Your task: Give a verbatim quotation of every record.

Raw data:

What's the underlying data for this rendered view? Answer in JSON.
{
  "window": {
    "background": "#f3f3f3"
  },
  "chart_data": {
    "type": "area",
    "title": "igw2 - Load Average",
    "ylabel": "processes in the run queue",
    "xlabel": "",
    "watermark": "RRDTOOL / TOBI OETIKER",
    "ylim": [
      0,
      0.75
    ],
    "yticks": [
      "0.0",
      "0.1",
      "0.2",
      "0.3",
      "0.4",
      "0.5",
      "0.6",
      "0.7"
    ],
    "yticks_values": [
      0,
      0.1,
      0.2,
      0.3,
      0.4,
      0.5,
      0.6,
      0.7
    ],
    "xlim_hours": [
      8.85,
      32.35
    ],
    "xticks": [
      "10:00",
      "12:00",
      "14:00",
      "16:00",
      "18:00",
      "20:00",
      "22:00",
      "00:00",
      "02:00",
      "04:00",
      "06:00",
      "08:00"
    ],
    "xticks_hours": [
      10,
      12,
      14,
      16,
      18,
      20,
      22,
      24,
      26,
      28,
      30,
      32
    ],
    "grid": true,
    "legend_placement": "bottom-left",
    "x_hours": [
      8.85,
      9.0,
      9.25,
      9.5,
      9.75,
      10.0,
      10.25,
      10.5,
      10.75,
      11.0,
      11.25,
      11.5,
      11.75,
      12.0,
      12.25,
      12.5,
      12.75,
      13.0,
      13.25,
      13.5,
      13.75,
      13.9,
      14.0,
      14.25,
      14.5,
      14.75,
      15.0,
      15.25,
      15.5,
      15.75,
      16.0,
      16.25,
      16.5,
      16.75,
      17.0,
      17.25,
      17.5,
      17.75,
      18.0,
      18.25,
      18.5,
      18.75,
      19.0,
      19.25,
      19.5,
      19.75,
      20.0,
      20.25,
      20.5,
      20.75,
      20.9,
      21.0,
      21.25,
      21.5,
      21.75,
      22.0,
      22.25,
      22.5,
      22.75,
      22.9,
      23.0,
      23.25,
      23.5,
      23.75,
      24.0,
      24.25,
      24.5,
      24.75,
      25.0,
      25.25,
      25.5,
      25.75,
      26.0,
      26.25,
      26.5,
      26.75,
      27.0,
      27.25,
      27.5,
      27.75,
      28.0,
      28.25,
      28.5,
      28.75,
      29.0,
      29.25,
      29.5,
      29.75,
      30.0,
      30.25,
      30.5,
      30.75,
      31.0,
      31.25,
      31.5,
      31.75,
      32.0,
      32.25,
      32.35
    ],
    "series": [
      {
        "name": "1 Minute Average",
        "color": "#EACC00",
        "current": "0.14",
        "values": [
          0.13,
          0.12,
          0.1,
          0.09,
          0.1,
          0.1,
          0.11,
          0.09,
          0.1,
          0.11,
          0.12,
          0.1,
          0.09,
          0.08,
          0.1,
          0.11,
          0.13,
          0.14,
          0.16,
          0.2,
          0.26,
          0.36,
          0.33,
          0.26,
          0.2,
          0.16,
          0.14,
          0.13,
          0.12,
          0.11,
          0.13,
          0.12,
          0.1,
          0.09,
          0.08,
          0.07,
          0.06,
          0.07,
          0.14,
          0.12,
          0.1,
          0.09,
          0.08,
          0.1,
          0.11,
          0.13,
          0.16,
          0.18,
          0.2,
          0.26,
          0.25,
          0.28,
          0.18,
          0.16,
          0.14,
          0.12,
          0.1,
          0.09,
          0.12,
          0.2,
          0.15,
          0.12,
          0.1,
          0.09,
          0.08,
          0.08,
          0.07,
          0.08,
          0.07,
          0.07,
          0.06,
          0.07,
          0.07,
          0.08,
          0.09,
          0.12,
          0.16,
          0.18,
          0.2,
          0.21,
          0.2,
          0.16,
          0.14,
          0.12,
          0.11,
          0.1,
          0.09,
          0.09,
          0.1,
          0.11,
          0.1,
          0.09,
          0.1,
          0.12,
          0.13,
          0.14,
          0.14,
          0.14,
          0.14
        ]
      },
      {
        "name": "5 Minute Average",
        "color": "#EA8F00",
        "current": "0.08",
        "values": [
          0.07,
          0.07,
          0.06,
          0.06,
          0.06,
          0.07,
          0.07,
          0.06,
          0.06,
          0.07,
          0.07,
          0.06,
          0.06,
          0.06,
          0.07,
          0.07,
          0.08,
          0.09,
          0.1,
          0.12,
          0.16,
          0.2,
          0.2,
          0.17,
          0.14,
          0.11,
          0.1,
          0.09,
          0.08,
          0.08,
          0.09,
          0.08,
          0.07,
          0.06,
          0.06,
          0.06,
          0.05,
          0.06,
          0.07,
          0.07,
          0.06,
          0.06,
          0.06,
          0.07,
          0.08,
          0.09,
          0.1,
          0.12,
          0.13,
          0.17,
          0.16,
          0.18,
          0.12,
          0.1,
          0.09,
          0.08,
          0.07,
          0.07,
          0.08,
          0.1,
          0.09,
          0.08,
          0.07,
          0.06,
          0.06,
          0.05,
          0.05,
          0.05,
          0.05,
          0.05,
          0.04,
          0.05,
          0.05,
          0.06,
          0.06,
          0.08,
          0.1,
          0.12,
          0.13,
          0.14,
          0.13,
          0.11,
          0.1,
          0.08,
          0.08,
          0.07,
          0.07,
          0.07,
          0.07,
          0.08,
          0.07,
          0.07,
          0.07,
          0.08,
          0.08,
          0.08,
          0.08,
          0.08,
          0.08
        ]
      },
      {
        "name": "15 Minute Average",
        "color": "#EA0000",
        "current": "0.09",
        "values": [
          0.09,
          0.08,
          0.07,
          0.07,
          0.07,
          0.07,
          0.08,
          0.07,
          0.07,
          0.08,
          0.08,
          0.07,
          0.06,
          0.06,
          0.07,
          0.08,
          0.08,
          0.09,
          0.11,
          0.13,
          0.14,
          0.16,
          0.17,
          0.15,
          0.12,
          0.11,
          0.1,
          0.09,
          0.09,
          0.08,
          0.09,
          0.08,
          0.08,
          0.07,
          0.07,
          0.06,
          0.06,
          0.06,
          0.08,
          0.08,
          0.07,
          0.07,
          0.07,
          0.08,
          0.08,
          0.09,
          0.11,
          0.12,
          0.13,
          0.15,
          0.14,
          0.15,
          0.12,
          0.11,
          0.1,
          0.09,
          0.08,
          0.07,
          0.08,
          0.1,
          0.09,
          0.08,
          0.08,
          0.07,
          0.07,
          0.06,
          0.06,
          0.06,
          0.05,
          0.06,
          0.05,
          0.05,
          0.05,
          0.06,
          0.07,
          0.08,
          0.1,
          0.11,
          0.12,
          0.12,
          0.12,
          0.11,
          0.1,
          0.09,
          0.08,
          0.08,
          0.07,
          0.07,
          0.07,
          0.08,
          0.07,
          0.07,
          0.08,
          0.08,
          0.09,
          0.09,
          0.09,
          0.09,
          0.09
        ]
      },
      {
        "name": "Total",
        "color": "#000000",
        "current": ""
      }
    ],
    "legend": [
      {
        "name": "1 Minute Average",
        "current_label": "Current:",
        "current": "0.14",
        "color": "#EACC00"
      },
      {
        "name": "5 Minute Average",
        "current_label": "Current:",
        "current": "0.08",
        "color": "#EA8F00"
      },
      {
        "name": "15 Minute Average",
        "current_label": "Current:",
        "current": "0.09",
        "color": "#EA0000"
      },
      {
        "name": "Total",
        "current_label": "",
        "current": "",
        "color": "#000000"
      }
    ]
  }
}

Result of the task:
What's the underlying data for this rendered view? Answer in JSON.
{
  "window": {
    "background": "#f3f3f3"
  },
  "chart_data": {
    "type": "area",
    "title": "igw2 - Load Average",
    "ylabel": "processes in the run queue",
    "xlabel": "",
    "watermark": "RRDTOOL / TOBI OETIKER",
    "ylim": [
      0,
      0.75
    ],
    "yticks": [
      "0.0",
      "0.1",
      "0.2",
      "0.3",
      "0.4",
      "0.5",
      "0.6",
      "0.7"
    ],
    "yticks_values": [
      0,
      0.1,
      0.2,
      0.3,
      0.4,
      0.5,
      0.6,
      0.7
    ],
    "xlim_hours": [
      8.85,
      32.35
    ],
    "xticks": [
      "10:00",
      "12:00",
      "14:00",
      "16:00",
      "18:00",
      "20:00",
      "22:00",
      "00:00",
      "02:00",
      "04:00",
      "06:00",
      "08:00"
    ],
    "xticks_hours": [
      10,
      12,
      14,
      16,
      18,
      20,
      22,
      24,
      26,
      28,
      30,
      32
    ],
    "grid": true,
    "legend_placement": "bottom-left",
    "x_hours": [
      8.85,
      9.0,
      9.25,
      9.5,
      9.75,
      10.0,
      10.25,
      10.5,
      10.75,
      11.0,
      11.25,
      11.5,
      11.75,
      12.0,
      12.25,
      12.5,
      12.75,
      13.0,
      13.25,
      13.5,
      13.75,
      13.9,
      14.0,
      14.25,
      14.5,
      14.75,
      15.0,
      15.25,
      15.5,
      15.75,
      16.0,
      16.25,
      16.5,
      16.75,
      17.0,
      17.25,
      17.5,
      17.75,
      18.0,
      18.25,
      18.5,
      18.75,
      19.0,
      19.25,
      19.5,
      19.75,
      20.0,
      20.25,
      20.5,
      20.75,
      20.9,
      21.0,
      21.25,
      21.5,
      21.75,
      22.0,
      22.25,
      22.5,
      22.75,
      22.9,
      23.0,
      23.25,
      23.5,
      23.75,
      24.0,
      24.25,
      24.5,
      24.75,
      25.0,
      25.25,
      25.5,
      25.75,
      26.0,
      26.25,
      26.5,
      26.75,
      27.0,
      27.25,
      27.5,
      27.75,
      28.0,
      28.25,
      28.5,
      28.75,
      29.0,
      29.25,
      29.5,
      29.75,
      30.0,
      30.25,
      30.5,
      30.75,
      31.0,
      31.25,
      31.5,
      31.75,
      32.0,
      32.25,
      32.35
    ],
    "series": [
      {
        "name": "1 Minute Average",
        "color": "#EACC00",
        "current": "0.14",
        "values": [
          0.13,
          0.12,
          0.1,
          0.09,
          0.1,
          0.1,
          0.11,
          0.09,
          0.1,
          0.11,
          0.12,
          0.1,
          0.09,
          0.08,
          0.1,
          0.11,
          0.13,
          0.14,
          0.16,
          0.2,
          0.26,
          0.36,
          0.33,
          0.26,
          0.2,
          0.16,
          0.14,
          0.13,
          0.12,
          0.11,
          0.13,
          0.12,
          0.1,
          0.09,
          0.08,
          0.07,
          0.06,
          0.07,
          0.14,
          0.12,
          0.1,
          0.09,
          0.08,
          0.1,
          0.11,
          0.13,
          0.16,
          0.18,
          0.2,
          0.26,
          0.25,
          0.28,
          0.18,
          0.16,
          0.14,
          0.12,
          0.1,
          0.09,
          0.12,
          0.2,
          0.15,
          0.12,
          0.1,
          0.09,
          0.08,
          0.08,
          0.07,
          0.08,
          0.07,
          0.07,
          0.06,
          0.07,
          0.07,
          0.08,
          0.09,
          0.12,
          0.16,
          0.18,
          0.2,
          0.21,
          0.2,
          0.16,
          0.14,
          0.12,
          0.11,
          0.1,
          0.09,
          0.09,
          0.1,
          0.11,
          0.1,
          0.09,
          0.1,
          0.12,
          0.13,
          0.14,
          0.14,
          0.14,
          0.14
        ]
      },
      {
        "name": "5 Minute Average",
        "color": "#EA8F00",
        "current": "0.08",
        "values": [
          0.07,
          0.07,
          0.06,
          0.06,
          0.06,
          0.07,
          0.07,
          0.06,
          0.06,
          0.07,
          0.07,
          0.06,
          0.06,
          0.06,
          0.07,
          0.07,
          0.08,
          0.09,
          0.1,
          0.12,
          0.16,
          0.2,
          0.2,
          0.17,
          0.14,
          0.11,
          0.1,
          0.09,
          0.08,
          0.08,
          0.09,
          0.08,
          0.07,
          0.06,
          0.06,
          0.06,
          0.05,
          0.06,
          0.07,
          0.07,
          0.06,
          0.06,
          0.06,
          0.07,
          0.08,
          0.09,
          0.1,
          0.12,
          0.13,
          0.17,
          0.16,
          0.18,
          0.12,
          0.1,
          0.09,
          0.08,
          0.07,
          0.07,
          0.08,
          0.1,
          0.09,
          0.08,
          0.07,
          0.06,
          0.06,
          0.05,
          0.05,
          0.05,
          0.05,
          0.05,
          0.04,
          0.05,
          0.05,
          0.06,
          0.06,
          0.08,
          0.1,
          0.12,
          0.13,
          0.14,
          0.13,
          0.11,
          0.1,
          0.08,
          0.08,
          0.07,
          0.07,
          0.07,
          0.07,
          0.08,
          0.07,
          0.07,
          0.07,
          0.08,
          0.08,
          0.08,
          0.08,
          0.08,
          0.08
        ]
      },
      {
        "name": "15 Minute Average",
        "color": "#EA0000",
        "current": "0.09",
        "values": [
          0.09,
          0.08,
          0.07,
          0.07,
          0.07,
          0.07,
          0.08,
          0.07,
          0.07,
          0.08,
          0.08,
          0.07,
          0.06,
          0.06,
          0.07,
          0.08,
          0.08,
          0.09,
          0.11,
          0.13,
          0.14,
          0.16,
          0.17,
          0.15,
          0.12,
          0.11,
          0.1,
          0.09,
          0.09,
          0.08,
          0.09,
          0.08,
          0.08,
          0.07,
          0.07,
          0.06,
          0.06,
          0.06,
          0.08,
          0.08,
          0.07,
          0.07,
          0.07,
          0.08,
          0.08,
          0.09,
          0.11,
          0.12,
          0.13,
          0.15,
          0.14,
          0.15,
          0.12,
          0.11,
          0.1,
          0.09,
          0.08,
          0.07,
          0.08,
          0.1,
          0.09,
          0.08,
          0.08,
          0.07,
          0.07,
          0.06,
          0.06,
          0.06,
          0.05,
          0.06,
          0.05,
          0.05,
          0.05,
          0.06,
          0.07,
          0.08,
          0.1,
          0.11,
          0.12,
          0.12,
          0.12,
          0.11,
          0.1,
          0.09,
          0.08,
          0.08,
          0.07,
          0.07,
          0.07,
          0.08,
          0.07,
          0.07,
          0.08,
          0.08,
          0.09,
          0.09,
          0.09,
          0.09,
          0.09
        ]
      },
      {
        "name": "Total",
        "color": "#000000",
        "current": ""
      }
    ],
    "legend": [
      {
        "name": "1 Minute Average",
        "current_label": "Current:",
        "current": "0.14",
        "color": "#EACC00"
      },
      {
        "name": "5 Minute Average",
        "current_label": "Current:",
        "current": "0.08",
        "color": "#EA8F00"
      },
      {
        "name": "15 Minute Average",
        "current_label": "Current:",
        "current": "0.09",
        "color": "#EA0000"
      },
      {
        "name": "Total",
        "current_label": "",
        "current": "",
        "color": "#000000"
      }
    ]
  }
}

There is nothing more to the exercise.